··· Records for this exercise ···
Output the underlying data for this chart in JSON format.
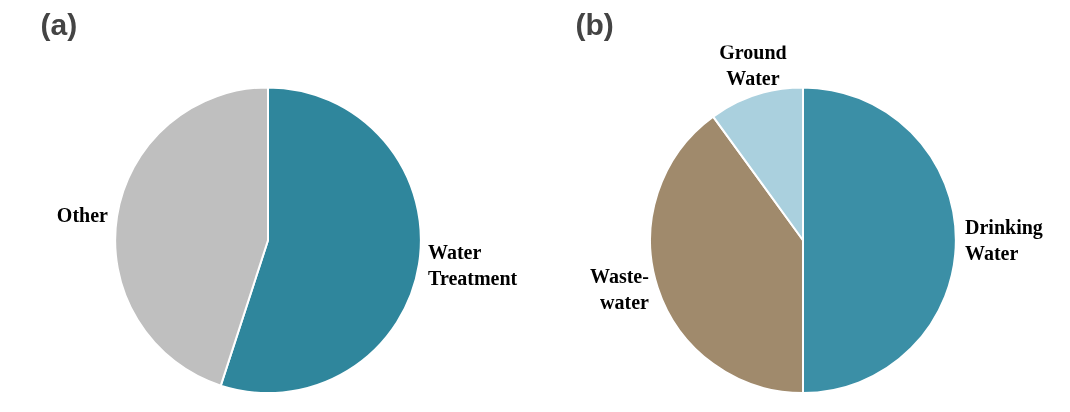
{
  "chart_data": [
    {
      "type": "pie",
      "title": "(a)",
      "categories": [
        "Water Treatment",
        "Other"
      ],
      "values": [
        55,
        45
      ],
      "colors": [
        "#2f869c",
        "#bfbfbf"
      ]
    },
    {
      "type": "pie",
      "title": "(b)",
      "categories": [
        "Drinking Water",
        "Waste-water",
        "Ground Water"
      ],
      "values": [
        50,
        40,
        10
      ],
      "colors": [
        "#3b8fa6",
        "#a08a6c",
        "#aad0de"
      ]
    }
  ]
}
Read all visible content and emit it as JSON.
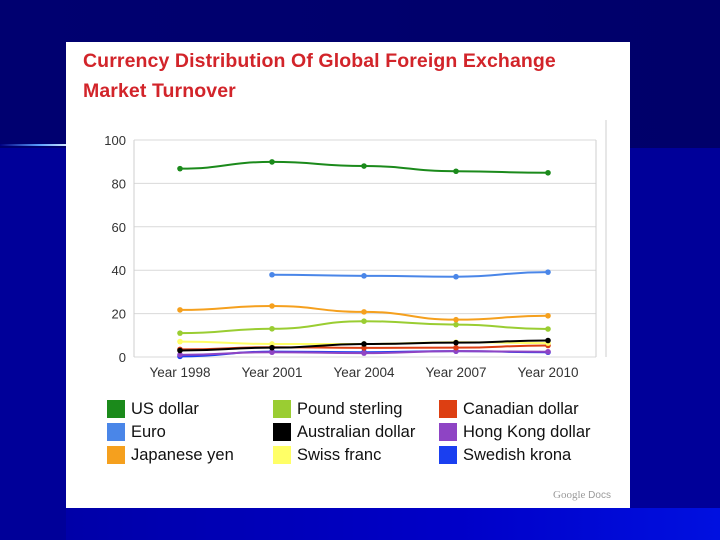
{
  "chart_data": {
    "type": "line",
    "title": "Currency Distribution Of Global Foreign Exchange Market Turnover",
    "categories": [
      "Year 1998",
      "Year 2001",
      "Year 2004",
      "Year 2007",
      "Year 2010"
    ],
    "ylim": [
      0,
      100
    ],
    "yticks": [
      100,
      80,
      60,
      40,
      20,
      0
    ],
    "grid": true,
    "legend_position": "bottom",
    "series": [
      {
        "name": "US dollar",
        "color": "#1b8a1b",
        "values": [
          86.8,
          89.9,
          88.0,
          85.6,
          84.9
        ]
      },
      {
        "name": "Euro",
        "color": "#4a86e8",
        "values": [
          null,
          37.9,
          37.4,
          37.0,
          39.1
        ]
      },
      {
        "name": "Japanese yen",
        "color": "#f5a01e",
        "values": [
          21.7,
          23.5,
          20.8,
          17.2,
          19.0
        ]
      },
      {
        "name": "Pound sterling",
        "color": "#9acd32",
        "values": [
          11.0,
          13.0,
          16.5,
          14.9,
          12.9
        ]
      },
      {
        "name": "Australian dollar",
        "color": "#000000",
        "values": [
          3.0,
          4.3,
          6.0,
          6.6,
          7.6
        ]
      },
      {
        "name": "Swiss franc",
        "color": "#ffff66",
        "values": [
          7.1,
          6.0,
          6.0,
          6.8,
          6.4
        ]
      },
      {
        "name": "Canadian dollar",
        "color": "#dd3f12",
        "values": [
          3.5,
          4.5,
          4.2,
          4.3,
          5.3
        ]
      },
      {
        "name": "Hong Kong dollar",
        "color": "#8e44c4",
        "values": [
          1.0,
          2.2,
          1.8,
          2.7,
          2.4
        ]
      },
      {
        "name": "Swedish krona",
        "color": "#1a3ff0",
        "values": [
          0.3,
          2.5,
          2.2,
          2.7,
          2.2
        ]
      }
    ]
  },
  "legend": {
    "items": [
      {
        "label": "US dollar",
        "color": "#1b8a1b"
      },
      {
        "label": "Pound sterling",
        "color": "#9acd32"
      },
      {
        "label": "Canadian dollar",
        "color": "#dd3f12"
      },
      {
        "label": "Euro",
        "color": "#4a86e8"
      },
      {
        "label": "Australian dollar",
        "color": "#000000"
      },
      {
        "label": "Hong Kong dollar",
        "color": "#8e44c4"
      },
      {
        "label": "Japanese yen",
        "color": "#f5a01e"
      },
      {
        "label": "Swiss franc",
        "color": "#ffff66"
      },
      {
        "label": "Swedish krona",
        "color": "#1a3ff0"
      }
    ]
  },
  "watermark": {
    "brand": "Google",
    "product": "Docs"
  }
}
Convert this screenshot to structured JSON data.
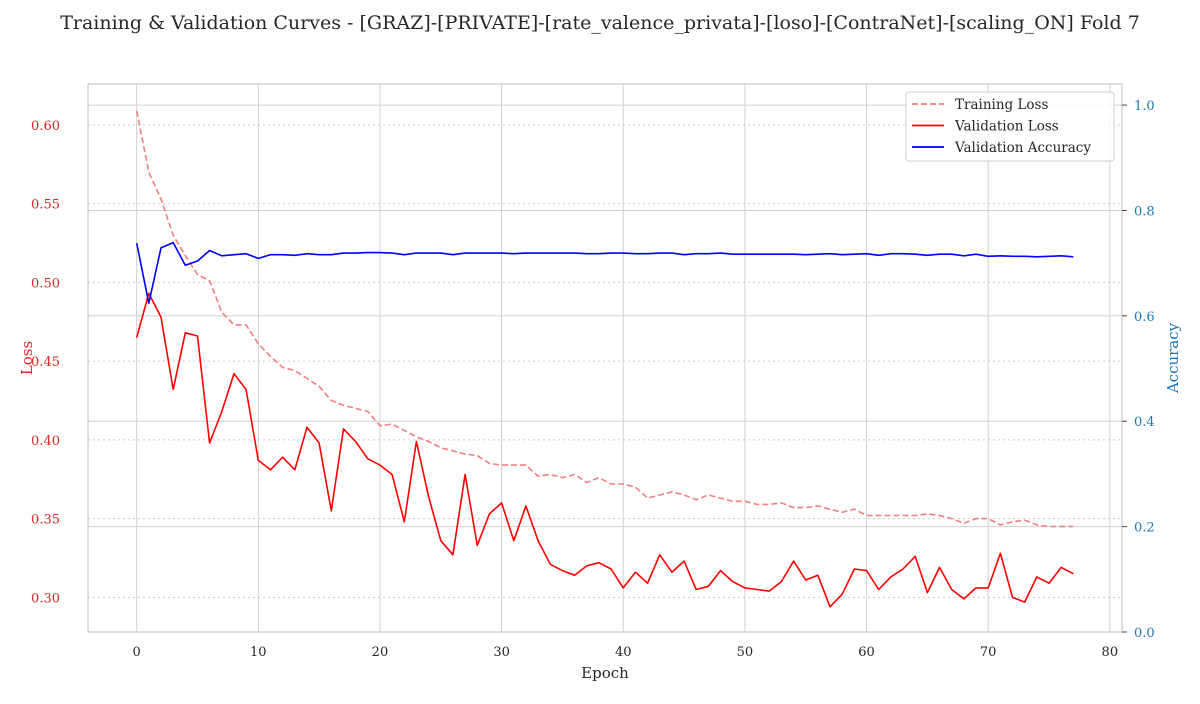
{
  "chart_data": {
    "type": "line",
    "title": "Training & Validation Curves - [GRAZ]-[PRIVATE]-[rate_valence_privata]-[loso]-[ContraNet]-[scaling_ON] Fold 7",
    "xlabel": "Epoch",
    "ylabel_left": "Loss",
    "ylabel_right": "Accuracy",
    "xlim": [
      -4,
      81
    ],
    "ylim_left": [
      0.278,
      0.626
    ],
    "ylim_right": [
      0.0,
      1.04
    ],
    "x_ticks": [
      0,
      10,
      20,
      30,
      40,
      50,
      60,
      70,
      80
    ],
    "y_left_ticks": [
      0.3,
      0.35,
      0.4,
      0.45,
      0.5,
      0.55,
      0.6
    ],
    "y_right_ticks": [
      0.0,
      0.2,
      0.4,
      0.6,
      0.8,
      1.0
    ],
    "legend_position": "top-right",
    "grid": true,
    "colors": {
      "training_loss": "#f08080",
      "validation_loss": "#ff0000",
      "validation_accuracy": "#0000ff",
      "left_axis": "#d62728",
      "right_axis": "#1f77b4"
    },
    "x": [
      0,
      1,
      2,
      3,
      4,
      5,
      6,
      7,
      8,
      9,
      10,
      11,
      12,
      13,
      14,
      15,
      16,
      17,
      18,
      19,
      20,
      21,
      22,
      23,
      24,
      25,
      26,
      27,
      28,
      29,
      30,
      31,
      32,
      33,
      34,
      35,
      36,
      37,
      38,
      39,
      40,
      41,
      42,
      43,
      44,
      45,
      46,
      47,
      48,
      49,
      50,
      51,
      52,
      53,
      54,
      55,
      56,
      57,
      58,
      59,
      60,
      61,
      62,
      63,
      64,
      65,
      66,
      67,
      68,
      69,
      70,
      71,
      72,
      73,
      74,
      75,
      76,
      77
    ],
    "series": [
      {
        "name": "Training Loss",
        "axis": "left",
        "style": "dashed",
        "values": [
          0.609,
          0.57,
          0.553,
          0.53,
          0.517,
          0.505,
          0.501,
          0.481,
          0.473,
          0.473,
          0.461,
          0.453,
          0.446,
          0.444,
          0.439,
          0.434,
          0.425,
          0.422,
          0.42,
          0.418,
          0.409,
          0.41,
          0.406,
          0.402,
          0.399,
          0.395,
          0.393,
          0.391,
          0.39,
          0.385,
          0.384,
          0.384,
          0.384,
          0.377,
          0.378,
          0.376,
          0.378,
          0.373,
          0.376,
          0.372,
          0.372,
          0.37,
          0.363,
          0.365,
          0.367,
          0.365,
          0.362,
          0.365,
          0.363,
          0.361,
          0.361,
          0.359,
          0.359,
          0.36,
          0.357,
          0.357,
          0.358,
          0.356,
          0.354,
          0.356,
          0.352,
          0.352,
          0.352,
          0.352,
          0.352,
          0.353,
          0.352,
          0.35,
          0.347,
          0.35,
          0.35,
          0.346,
          0.348,
          0.349,
          0.346,
          0.345,
          0.345,
          0.345
        ]
      },
      {
        "name": "Validation Loss",
        "axis": "left",
        "style": "solid",
        "values": [
          0.465,
          0.493,
          0.478,
          0.432,
          0.468,
          0.466,
          0.398,
          0.418,
          0.442,
          0.432,
          0.387,
          0.381,
          0.389,
          0.381,
          0.408,
          0.398,
          0.355,
          0.407,
          0.399,
          0.388,
          0.384,
          0.378,
          0.348,
          0.399,
          0.364,
          0.336,
          0.327,
          0.378,
          0.333,
          0.353,
          0.36,
          0.336,
          0.358,
          0.336,
          0.321,
          0.317,
          0.314,
          0.32,
          0.322,
          0.318,
          0.306,
          0.316,
          0.309,
          0.327,
          0.316,
          0.323,
          0.305,
          0.307,
          0.317,
          0.31,
          0.306,
          0.305,
          0.304,
          0.31,
          0.323,
          0.311,
          0.314,
          0.294,
          0.302,
          0.318,
          0.317,
          0.305,
          0.313,
          0.318,
          0.326,
          0.303,
          0.319,
          0.305,
          0.299,
          0.306,
          0.306,
          0.328,
          0.3,
          0.297,
          0.313,
          0.309,
          0.319,
          0.315
        ]
      },
      {
        "name": "Validation Accuracy",
        "axis": "right",
        "style": "solid",
        "values": [
          0.738,
          0.624,
          0.729,
          0.739,
          0.696,
          0.704,
          0.724,
          0.714,
          0.716,
          0.718,
          0.709,
          0.716,
          0.716,
          0.715,
          0.718,
          0.716,
          0.716,
          0.719,
          0.719,
          0.72,
          0.72,
          0.719,
          0.716,
          0.719,
          0.719,
          0.719,
          0.716,
          0.719,
          0.719,
          0.719,
          0.719,
          0.718,
          0.719,
          0.719,
          0.719,
          0.719,
          0.719,
          0.718,
          0.718,
          0.719,
          0.719,
          0.718,
          0.718,
          0.719,
          0.719,
          0.716,
          0.718,
          0.718,
          0.719,
          0.717,
          0.717,
          0.717,
          0.717,
          0.717,
          0.717,
          0.716,
          0.717,
          0.718,
          0.716,
          0.717,
          0.718,
          0.715,
          0.718,
          0.718,
          0.717,
          0.715,
          0.717,
          0.717,
          0.714,
          0.717,
          0.713,
          0.714,
          0.713,
          0.713,
          0.712,
          0.713,
          0.714,
          0.712
        ]
      }
    ]
  }
}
···
**What the task asks:** Copy every single line of the material above that holds "Canadian".

**Complete output:**
        "name": "Canadian dollar",
        "label": "Canadian dollar",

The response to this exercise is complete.